— begin Given entries —

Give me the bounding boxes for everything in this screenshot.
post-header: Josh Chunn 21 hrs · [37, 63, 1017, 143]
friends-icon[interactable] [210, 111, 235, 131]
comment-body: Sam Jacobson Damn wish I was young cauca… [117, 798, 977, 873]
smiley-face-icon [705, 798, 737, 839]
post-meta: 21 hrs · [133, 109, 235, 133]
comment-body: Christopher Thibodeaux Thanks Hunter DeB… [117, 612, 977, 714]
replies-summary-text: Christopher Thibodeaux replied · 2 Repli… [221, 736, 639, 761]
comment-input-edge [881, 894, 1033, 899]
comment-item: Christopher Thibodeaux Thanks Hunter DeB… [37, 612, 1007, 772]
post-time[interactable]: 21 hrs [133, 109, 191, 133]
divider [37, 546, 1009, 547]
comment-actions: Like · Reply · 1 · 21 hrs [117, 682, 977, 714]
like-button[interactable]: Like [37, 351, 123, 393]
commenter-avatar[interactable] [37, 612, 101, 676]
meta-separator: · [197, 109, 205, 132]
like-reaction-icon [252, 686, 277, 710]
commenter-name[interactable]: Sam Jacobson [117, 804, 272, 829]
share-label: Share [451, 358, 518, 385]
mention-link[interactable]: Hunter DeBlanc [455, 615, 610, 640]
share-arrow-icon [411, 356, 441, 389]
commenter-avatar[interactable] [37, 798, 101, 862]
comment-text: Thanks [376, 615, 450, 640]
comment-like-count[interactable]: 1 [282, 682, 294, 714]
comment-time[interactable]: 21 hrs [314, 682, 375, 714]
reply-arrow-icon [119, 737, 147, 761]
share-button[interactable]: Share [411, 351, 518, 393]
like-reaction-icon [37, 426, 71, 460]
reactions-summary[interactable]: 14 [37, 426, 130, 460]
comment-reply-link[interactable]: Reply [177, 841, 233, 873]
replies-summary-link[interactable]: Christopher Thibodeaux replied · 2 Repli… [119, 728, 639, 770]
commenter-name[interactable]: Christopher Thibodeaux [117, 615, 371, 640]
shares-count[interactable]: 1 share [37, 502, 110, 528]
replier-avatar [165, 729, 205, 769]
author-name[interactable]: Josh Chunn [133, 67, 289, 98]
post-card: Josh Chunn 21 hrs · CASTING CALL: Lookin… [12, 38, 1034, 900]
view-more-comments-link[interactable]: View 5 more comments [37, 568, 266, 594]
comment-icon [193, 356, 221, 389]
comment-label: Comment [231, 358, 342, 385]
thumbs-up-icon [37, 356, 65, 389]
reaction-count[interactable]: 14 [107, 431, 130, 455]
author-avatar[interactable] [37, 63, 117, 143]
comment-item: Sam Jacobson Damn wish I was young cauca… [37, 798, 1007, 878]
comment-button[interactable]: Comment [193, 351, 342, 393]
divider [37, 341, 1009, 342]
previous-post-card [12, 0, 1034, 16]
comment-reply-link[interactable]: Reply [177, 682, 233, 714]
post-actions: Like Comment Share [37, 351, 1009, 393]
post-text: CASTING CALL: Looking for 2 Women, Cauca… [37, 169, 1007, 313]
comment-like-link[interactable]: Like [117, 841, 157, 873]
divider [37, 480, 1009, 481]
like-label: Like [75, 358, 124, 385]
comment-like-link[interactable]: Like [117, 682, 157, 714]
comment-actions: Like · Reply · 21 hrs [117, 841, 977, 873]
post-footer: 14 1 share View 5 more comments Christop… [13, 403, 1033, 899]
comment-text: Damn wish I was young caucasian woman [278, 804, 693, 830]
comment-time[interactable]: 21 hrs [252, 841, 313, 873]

— end Given entries —

What is expected:
How many lines in the entries above contain the string "label"? Reply with the number alone.

Answer to this problem:
3